# Required work
Repeat everything in the material exactly.

(Source records)
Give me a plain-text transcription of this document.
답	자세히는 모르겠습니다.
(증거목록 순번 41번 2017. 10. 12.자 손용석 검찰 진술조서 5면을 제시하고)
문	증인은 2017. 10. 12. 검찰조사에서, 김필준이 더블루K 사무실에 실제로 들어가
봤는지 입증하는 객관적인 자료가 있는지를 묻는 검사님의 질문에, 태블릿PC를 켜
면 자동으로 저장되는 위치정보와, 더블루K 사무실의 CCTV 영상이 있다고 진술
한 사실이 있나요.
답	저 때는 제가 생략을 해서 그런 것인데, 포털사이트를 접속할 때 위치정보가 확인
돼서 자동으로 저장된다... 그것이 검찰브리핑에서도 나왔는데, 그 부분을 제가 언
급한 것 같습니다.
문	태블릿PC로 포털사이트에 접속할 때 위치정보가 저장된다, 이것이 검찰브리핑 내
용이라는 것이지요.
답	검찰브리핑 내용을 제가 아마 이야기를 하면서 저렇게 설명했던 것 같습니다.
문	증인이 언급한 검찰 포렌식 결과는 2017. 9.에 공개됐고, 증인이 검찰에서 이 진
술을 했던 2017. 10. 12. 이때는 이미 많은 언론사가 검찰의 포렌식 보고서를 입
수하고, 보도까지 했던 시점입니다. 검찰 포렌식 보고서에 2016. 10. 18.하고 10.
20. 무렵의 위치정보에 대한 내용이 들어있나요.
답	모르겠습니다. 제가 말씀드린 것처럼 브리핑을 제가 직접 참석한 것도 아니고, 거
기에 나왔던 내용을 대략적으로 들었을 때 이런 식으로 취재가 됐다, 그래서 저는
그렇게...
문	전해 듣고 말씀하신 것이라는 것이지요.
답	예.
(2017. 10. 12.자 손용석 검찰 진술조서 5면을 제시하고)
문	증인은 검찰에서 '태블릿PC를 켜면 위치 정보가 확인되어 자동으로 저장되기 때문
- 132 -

# Solution
Give me a plain-text transcription of this document.
답	자세히는 모르겠습니다.
(증거목록 순번 41번 2017. 10. 12.자 손용석 검찰 진술조서 5면을 제시하고)
문	증인은 2017. 10. 12. 검찰조사에서, 김필준이 더블루K 사무실에 실제로 들어가
봤는지 입증하는 객관적인 자료가 있는지를 묻는 검사님의 질문에, 태블릿PC를 켜
면 자동으로 저장되는 위치정보와, 더블루K 사무실의 CCTV 영상이 있다고 진술
한 사실이 있나요.
답	저 때는 제가 생략을 해서 그런 것인데, 포털사이트를 접속할 때 위치정보가 확인
돼서 자동으로 저장된다... 그것이 검찰브리핑에서도 나왔는데, 그 부분을 제가 언
급한 것 같습니다.
문	태블릿PC로 포털사이트에 접속할 때 위치정보가 저장된다, 이것이 검찰브리핑 내
용이라는 것이지요.
답	검찰브리핑 내용을 제가 아마 이야기를 하면서 저렇게 설명했던 것 같습니다.
문	증인이 언급한 검찰 포렌식 결과는 2017. 9.에 공개됐고, 증인이 검찰에서 이 진
술을 했던 2017. 10. 12. 이때는 이미 많은 언론사가 검찰의 포렌식 보고서를 입
수하고, 보도까지 했던 시점입니다. 검찰 포렌식 보고서에 2016. 10. 18.하고 10.
20. 무렵의 위치정보에 대한 내용이 들어있나요.
답	모르겠습니다. 제가 말씀드린 것처럼 브리핑을 제가 직접 참석한 것도 아니고, 거
기에 나왔던 내용을 대략적으로 들었을 때 이런 식으로 취재가 됐다, 그래서 저는
그렇게...
문	전해 듣고 말씀하신 것이라는 것이지요.
답	예.
(2017. 10. 12.자 손용석 검찰 진술조서 5면을 제시하고)
문	증인은 검찰에서 '태블릿PC를 켜면 위치 정보가 확인되어 자동으로 저장되기 때문
- 132 -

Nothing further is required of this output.